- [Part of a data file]
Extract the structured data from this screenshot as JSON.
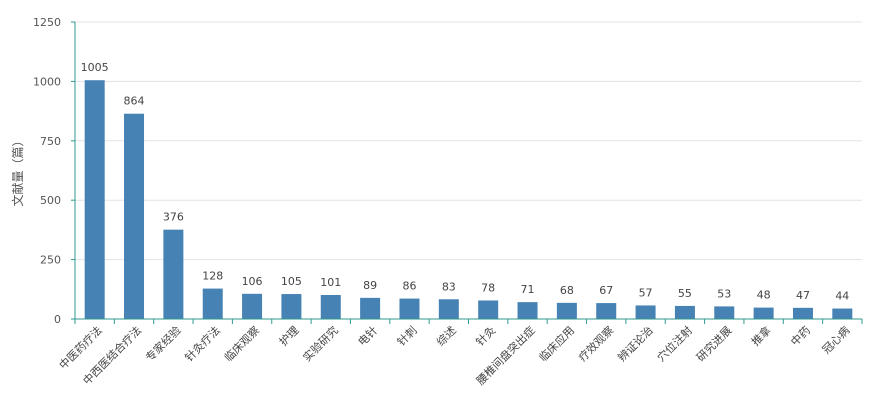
{
  "chart_data": {
    "type": "bar",
    "title": "",
    "xlabel": "",
    "ylabel": "文献量（篇）",
    "ylim": [
      0,
      1250
    ],
    "yticks": [
      0,
      250,
      500,
      750,
      1000,
      1250
    ],
    "grid": true,
    "categories": [
      "中医药疗法",
      "中西医结合疗法",
      "专家经验",
      "针灸疗法",
      "临床观察",
      "护理",
      "实验研究",
      "电针",
      "针刺",
      "综述",
      "针灸",
      "腰椎间盘突出症",
      "临床应用",
      "疗效观察",
      "辨证论治",
      "穴位注射",
      "研究进展",
      "推拿",
      "中药",
      "冠心病"
    ],
    "values": [
      1005,
      864,
      376,
      128,
      106,
      105,
      101,
      89,
      86,
      83,
      78,
      71,
      68,
      67,
      57,
      55,
      53,
      48,
      47,
      44
    ],
    "colors": {
      "bar": "#4682b4",
      "axis": "#2f9a8e",
      "grid": "#e3e3e3"
    }
  }
}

- [WHAT YOU ARE ASKED TO DO]
Repeat the lines above exactly, and keep every picture out.

- [SOLUTION TO THE PROBLEM]
Extract the structured data from this screenshot as JSON.
{
  "chart_data": {
    "type": "bar",
    "title": "",
    "xlabel": "",
    "ylabel": "文献量（篇）",
    "ylim": [
      0,
      1250
    ],
    "yticks": [
      0,
      250,
      500,
      750,
      1000,
      1250
    ],
    "grid": true,
    "categories": [
      "中医药疗法",
      "中西医结合疗法",
      "专家经验",
      "针灸疗法",
      "临床观察",
      "护理",
      "实验研究",
      "电针",
      "针刺",
      "综述",
      "针灸",
      "腰椎间盘突出症",
      "临床应用",
      "疗效观察",
      "辨证论治",
      "穴位注射",
      "研究进展",
      "推拿",
      "中药",
      "冠心病"
    ],
    "values": [
      1005,
      864,
      376,
      128,
      106,
      105,
      101,
      89,
      86,
      83,
      78,
      71,
      68,
      67,
      57,
      55,
      53,
      48,
      47,
      44
    ],
    "colors": {
      "bar": "#4682b4",
      "axis": "#2f9a8e",
      "grid": "#e3e3e3"
    }
  }
}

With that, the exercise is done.